## begin Given records

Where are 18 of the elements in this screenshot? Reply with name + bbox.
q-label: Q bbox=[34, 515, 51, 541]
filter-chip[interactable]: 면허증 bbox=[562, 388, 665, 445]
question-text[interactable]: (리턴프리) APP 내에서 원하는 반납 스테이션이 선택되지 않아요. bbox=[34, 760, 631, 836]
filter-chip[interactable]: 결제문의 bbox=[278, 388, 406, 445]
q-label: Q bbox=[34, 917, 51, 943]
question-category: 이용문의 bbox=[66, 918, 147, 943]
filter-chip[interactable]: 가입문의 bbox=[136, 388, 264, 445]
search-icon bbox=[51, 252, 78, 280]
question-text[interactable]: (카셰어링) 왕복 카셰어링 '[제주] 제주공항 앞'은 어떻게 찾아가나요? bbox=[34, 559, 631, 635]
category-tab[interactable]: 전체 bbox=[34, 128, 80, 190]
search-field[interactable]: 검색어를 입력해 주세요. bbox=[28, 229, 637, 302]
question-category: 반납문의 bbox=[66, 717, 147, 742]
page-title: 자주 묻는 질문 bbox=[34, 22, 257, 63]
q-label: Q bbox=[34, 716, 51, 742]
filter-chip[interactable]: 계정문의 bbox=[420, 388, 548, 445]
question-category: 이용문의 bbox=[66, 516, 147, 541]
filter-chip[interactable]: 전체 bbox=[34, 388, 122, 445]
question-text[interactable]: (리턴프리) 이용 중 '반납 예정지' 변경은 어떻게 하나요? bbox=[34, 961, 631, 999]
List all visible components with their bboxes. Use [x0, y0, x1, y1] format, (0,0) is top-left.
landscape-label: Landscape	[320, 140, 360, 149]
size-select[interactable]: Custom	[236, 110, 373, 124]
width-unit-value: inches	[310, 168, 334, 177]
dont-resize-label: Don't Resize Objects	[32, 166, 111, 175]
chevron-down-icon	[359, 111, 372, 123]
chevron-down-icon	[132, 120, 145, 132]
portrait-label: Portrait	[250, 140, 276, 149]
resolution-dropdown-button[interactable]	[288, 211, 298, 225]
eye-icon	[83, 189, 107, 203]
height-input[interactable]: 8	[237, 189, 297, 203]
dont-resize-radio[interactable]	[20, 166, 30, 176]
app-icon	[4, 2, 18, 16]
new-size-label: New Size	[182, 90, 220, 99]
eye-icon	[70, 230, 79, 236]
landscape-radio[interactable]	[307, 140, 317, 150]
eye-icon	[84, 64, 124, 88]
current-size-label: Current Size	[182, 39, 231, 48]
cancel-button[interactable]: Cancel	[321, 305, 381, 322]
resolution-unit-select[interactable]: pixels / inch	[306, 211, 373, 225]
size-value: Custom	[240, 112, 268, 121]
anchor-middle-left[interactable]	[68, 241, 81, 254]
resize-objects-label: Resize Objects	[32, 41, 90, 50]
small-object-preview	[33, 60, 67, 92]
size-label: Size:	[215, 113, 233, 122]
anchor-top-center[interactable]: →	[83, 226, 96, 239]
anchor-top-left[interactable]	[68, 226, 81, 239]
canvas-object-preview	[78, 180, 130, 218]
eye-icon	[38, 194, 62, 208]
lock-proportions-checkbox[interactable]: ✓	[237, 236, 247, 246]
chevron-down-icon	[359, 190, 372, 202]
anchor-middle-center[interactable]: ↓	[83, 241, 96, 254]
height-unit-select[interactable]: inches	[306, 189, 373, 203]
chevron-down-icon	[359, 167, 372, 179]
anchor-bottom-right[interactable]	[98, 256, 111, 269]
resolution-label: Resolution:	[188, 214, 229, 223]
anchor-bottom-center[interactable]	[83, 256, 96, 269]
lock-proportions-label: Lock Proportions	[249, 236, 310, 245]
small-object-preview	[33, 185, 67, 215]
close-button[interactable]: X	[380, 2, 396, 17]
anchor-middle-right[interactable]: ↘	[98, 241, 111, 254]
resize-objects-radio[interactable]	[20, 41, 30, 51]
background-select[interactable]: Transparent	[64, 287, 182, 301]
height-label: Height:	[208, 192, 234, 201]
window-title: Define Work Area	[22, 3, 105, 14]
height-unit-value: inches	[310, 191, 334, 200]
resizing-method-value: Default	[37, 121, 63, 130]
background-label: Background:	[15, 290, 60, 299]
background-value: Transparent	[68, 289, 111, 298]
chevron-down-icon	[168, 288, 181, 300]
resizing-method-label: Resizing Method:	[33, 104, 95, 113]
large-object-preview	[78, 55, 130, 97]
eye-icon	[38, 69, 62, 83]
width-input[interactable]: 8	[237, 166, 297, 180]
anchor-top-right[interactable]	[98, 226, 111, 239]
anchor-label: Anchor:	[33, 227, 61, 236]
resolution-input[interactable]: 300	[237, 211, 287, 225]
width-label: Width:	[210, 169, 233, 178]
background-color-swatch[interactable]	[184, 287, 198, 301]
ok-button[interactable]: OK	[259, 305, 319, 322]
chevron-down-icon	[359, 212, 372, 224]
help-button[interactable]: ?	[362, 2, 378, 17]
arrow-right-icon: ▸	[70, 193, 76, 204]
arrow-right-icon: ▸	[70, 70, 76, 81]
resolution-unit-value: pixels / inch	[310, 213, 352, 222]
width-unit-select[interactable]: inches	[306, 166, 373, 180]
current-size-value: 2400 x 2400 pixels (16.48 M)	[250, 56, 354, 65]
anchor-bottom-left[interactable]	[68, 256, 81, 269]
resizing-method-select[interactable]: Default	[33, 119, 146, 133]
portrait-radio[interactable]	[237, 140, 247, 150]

## end Given records

◆ Job ◆
Reproduce the stretch from the first row through the row containing "question-category: 반납문의 bbox=[66, 717, 147, 742]" word for word, including both ends.

◆ Solution to the exercise ◆
Where are 18 of the elements in this screenshot? Reply with name + bbox.
q-label: Q bbox=[34, 515, 51, 541]
filter-chip[interactable]: 면허증 bbox=[562, 388, 665, 445]
question-text[interactable]: (리턴프리) APP 내에서 원하는 반납 스테이션이 선택되지 않아요. bbox=[34, 760, 631, 836]
filter-chip[interactable]: 결제문의 bbox=[278, 388, 406, 445]
q-label: Q bbox=[34, 917, 51, 943]
question-category: 이용문의 bbox=[66, 918, 147, 943]
filter-chip[interactable]: 가입문의 bbox=[136, 388, 264, 445]
search-icon bbox=[51, 252, 78, 280]
question-text[interactable]: (카셰어링) 왕복 카셰어링 '[제주] 제주공항 앞'은 어떻게 찾아가나요? bbox=[34, 559, 631, 635]
category-tab[interactable]: 전체 bbox=[34, 128, 80, 190]
search-field[interactable]: 검색어를 입력해 주세요. bbox=[28, 229, 637, 302]
question-category: 반납문의 bbox=[66, 717, 147, 742]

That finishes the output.